[Stored items from a collection]
□ □ □ □

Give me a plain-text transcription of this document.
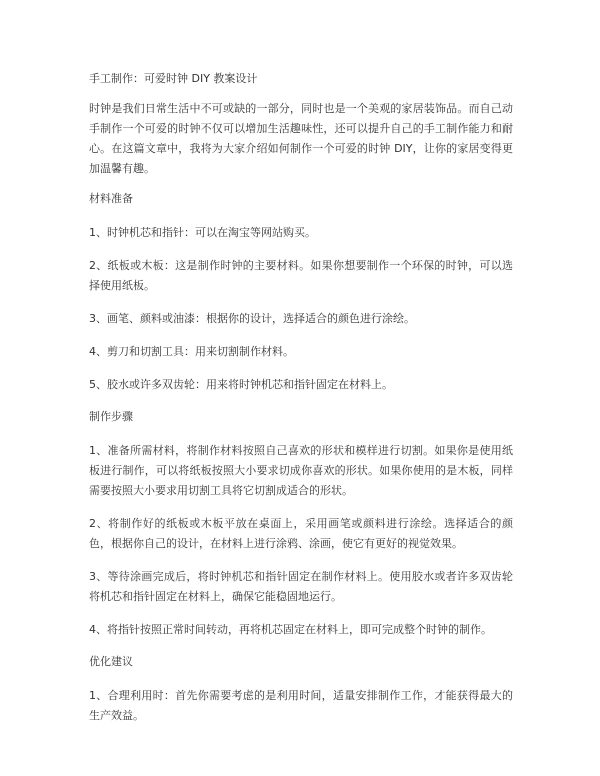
手工制作：可爱时钟 DIY 教案设计

时钟是我们日常生活中不可或缺的一部分，同时也是一个美观的家居装饰品。而自己动手制作一个可爱的时钟不仅可以增加生活趣味性，还可以提升自己的手工制作能力和耐心。在这篇文章中，我将为大家介绍如何制作一个可爱的时钟 DIY，让你的家居变得更加温馨有趣。

材料准备

1、时钟机芯和指针：可以在淘宝等网站购买。

2、纸板或木板：这是制作时钟的主要材料。如果你想要制作一个环保的时钟，可以选择使用纸板。

3、画笔、颜料或油漆：根据你的设计，选择适合的颜色进行涂绘。

4、剪刀和切割工具：用来切割制作材料。

5、胶水或许多双齿轮：用来将时钟机芯和指针固定在材料上。

制作步骤

1、准备所需材料，将制作材料按照自己喜欢的形状和模样进行切割。如果你是使用纸板进行制作，可以将纸板按照大小要求切成你喜欢的形状。如果你使用的是木板，同样需要按照大小要求用切割工具将它切割成适合的形状。

2、将制作好的纸板或木板平放在桌面上，采用画笔或颜料进行涂绘。选择适合的颜色，根据你自己的设计，在材料上进行涂鸦、涂画，使它有更好的视觉效果。

3、等待涂画完成后，将时钟机芯和指针固定在制作材料上。使用胶水或者许多双齿轮将机芯和指针固定在材料上，确保它能稳固地运行。

4、将指针按照正常时间转动，再将机芯固定在材料上，即可完成整个时钟的制作。

优化建议

1、合理利用时：首先你需要考虑的是利用时间，适量安排制作工作，才能获得最大的生产效益。
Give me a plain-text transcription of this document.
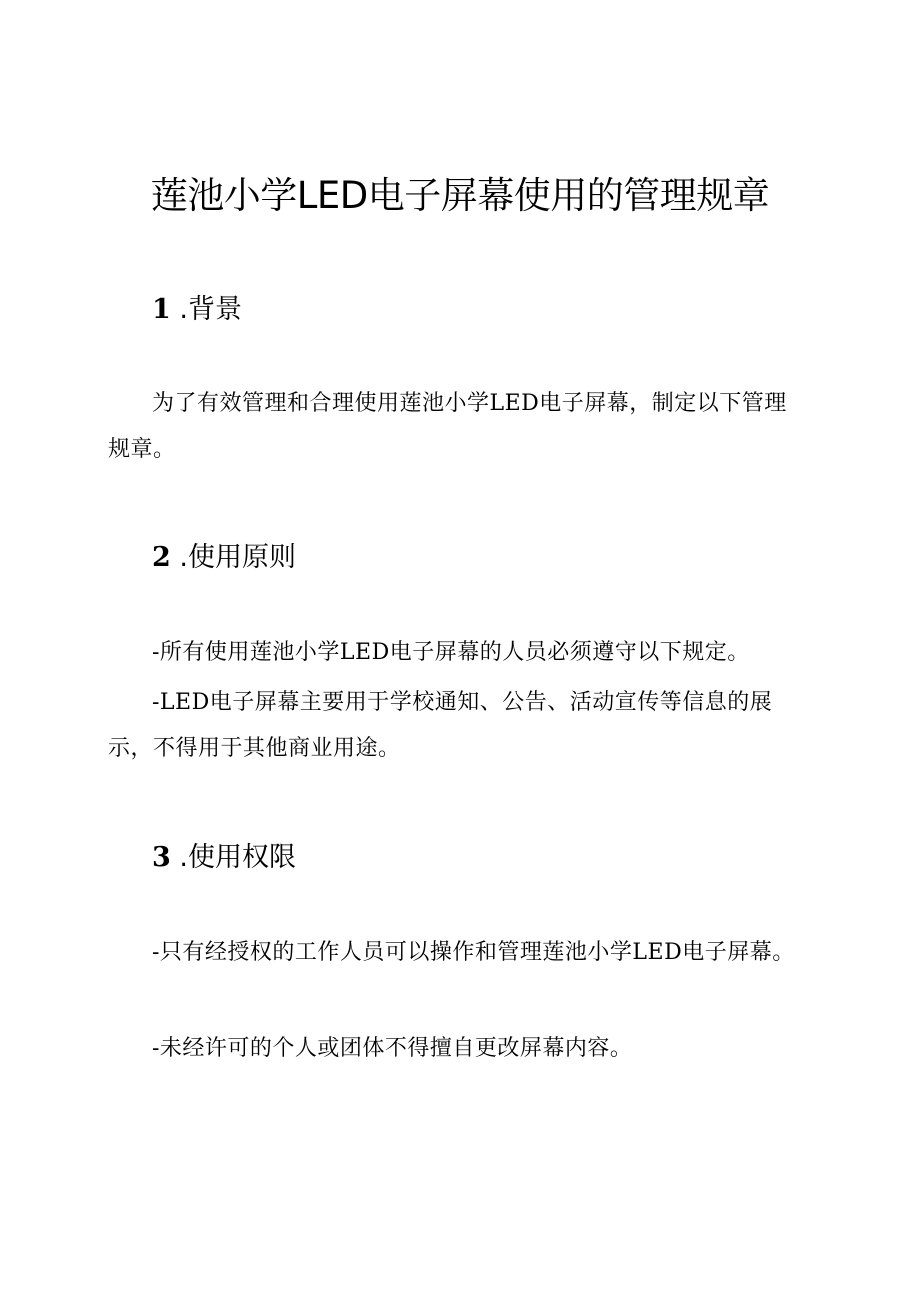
莲池小学LED电子屏幕使用的管理规章
1 .背景

为了有效管理和合理使用莲池小学LED电子屏幕，制定以下管理规章。

2 .使用原则

-所有使用莲池小学LED电子屏幕的人员必须遵守以下规定。

-LED电子屏幕主要用于学校通知、公告、活动宣传等信息的展示，不得用于其他商业用途。

3 .使用权限

-只有经授权的工作人员可以操作和管理莲池小学LED电子屏幕。

-未经许可的个人或团体不得擅自更改屏幕内容。
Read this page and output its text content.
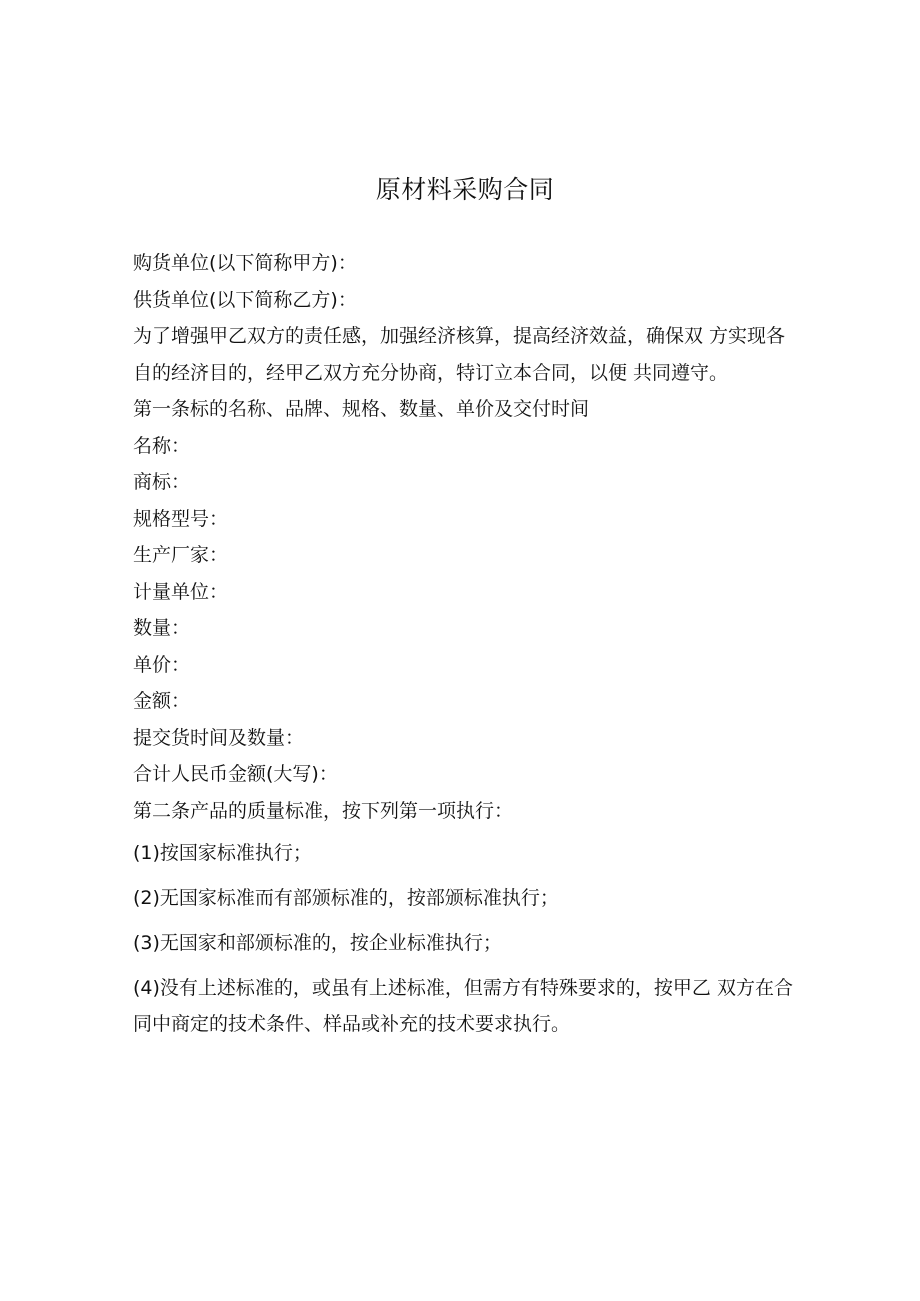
原材料采购合同
购货单位(以下简称甲方)：
供货单位(以下简称乙方)：
为了增强甲乙双方的责任感，加强经济核算，提高经济效益，确保双 方实现各自的经济目的，经甲乙双方充分协商，特订立本合同，以便 共同遵守。
第一条标的名称、品牌、规格、数量、单价及交付时间
名称：
商标：
规格型号：
生产厂家：
计量单位：
数量：
单价：
金额：
提交货时间及数量：
合计人民币金额(大写)：
第二条产品的质量标准，按下列第一项执行：
(1)按国家标准执行；
(2)无国家标准而有部颁标准的，按部颁标准执行；
(3)无国家和部颁标准的，按企业标准执行；
(4)没有上述标准的，或虽有上述标准，但需方有特殊要求的，按甲乙 双方在合同中商定的技术条件、样品或补充的技术要求执行。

□ □ □ □

Exercise: Repeat all of the data above word for word, minus the pictures.

The reply:
Give me a plain-text transcription of this document.
手工制作：可爱时钟 DIY 教案设计

时钟是我们日常生活中不可或缺的一部分，同时也是一个美观的家居装饰品。而自己动手制作一个可爱的时钟不仅可以增加生活趣味性，还可以提升自己的手工制作能力和耐心。在这篇文章中，我将为大家介绍如何制作一个可爱的时钟 DIY，让你的家居变得更加温馨有趣。

材料准备

1、时钟机芯和指针：可以在淘宝等网站购买。

2、纸板或木板：这是制作时钟的主要材料。如果你想要制作一个环保的时钟，可以选择使用纸板。

3、画笔、颜料或油漆：根据你的设计，选择适合的颜色进行涂绘。

4、剪刀和切割工具：用来切割制作材料。

5、胶水或许多双齿轮：用来将时钟机芯和指针固定在材料上。

制作步骤

1、准备所需材料，将制作材料按照自己喜欢的形状和模样进行切割。如果你是使用纸板进行制作，可以将纸板按照大小要求切成你喜欢的形状。如果你使用的是木板，同样需要按照大小要求用切割工具将它切割成适合的形状。

2、将制作好的纸板或木板平放在桌面上，采用画笔或颜料进行涂绘。选择适合的颜色，根据你自己的设计，在材料上进行涂鸦、涂画，使它有更好的视觉效果。

3、等待涂画完成后，将时钟机芯和指针固定在制作材料上。使用胶水或者许多双齿轮将机芯和指针固定在材料上，确保它能稳固地运行。

4、将指针按照正常时间转动，再将机芯固定在材料上，即可完成整个时钟的制作。

优化建议

1、合理利用时：首先你需要考虑的是利用时间，适量安排制作工作，才能获得最大的生产效益。
Give me a plain-text transcription of this document.
莲池小学LED电子屏幕使用的管理规章
1 .背景

为了有效管理和合理使用莲池小学LED电子屏幕，制定以下管理规章。

2 .使用原则

-所有使用莲池小学LED电子屏幕的人员必须遵守以下规定。

-LED电子屏幕主要用于学校通知、公告、活动宣传等信息的展示，不得用于其他商业用途。

3 .使用权限

-只有经授权的工作人员可以操作和管理莲池小学LED电子屏幕。

-未经许可的个人或团体不得擅自更改屏幕内容。
Read this page and output its text content.
原材料采购合同
购货单位(以下简称甲方)：
供货单位(以下简称乙方)：
为了增强甲乙双方的责任感，加强经济核算，提高经济效益，确保双 方实现各自的经济目的，经甲乙双方充分协商，特订立本合同，以便 共同遵守。
第一条标的名称、品牌、规格、数量、单价及交付时间
名称：
商标：
规格型号：
生产厂家：
计量单位：
数量：
单价：
金额：
提交货时间及数量：
合计人民币金额(大写)：
第二条产品的质量标准，按下列第一项执行：
(1)按国家标准执行；
(2)无国家标准而有部颁标准的，按部颁标准执行；
(3)无国家和部颁标准的，按企业标准执行；
(4)没有上述标准的，或虽有上述标准，但需方有特殊要求的，按甲乙 双方在合同中商定的技术条件、样品或补充的技术要求执行。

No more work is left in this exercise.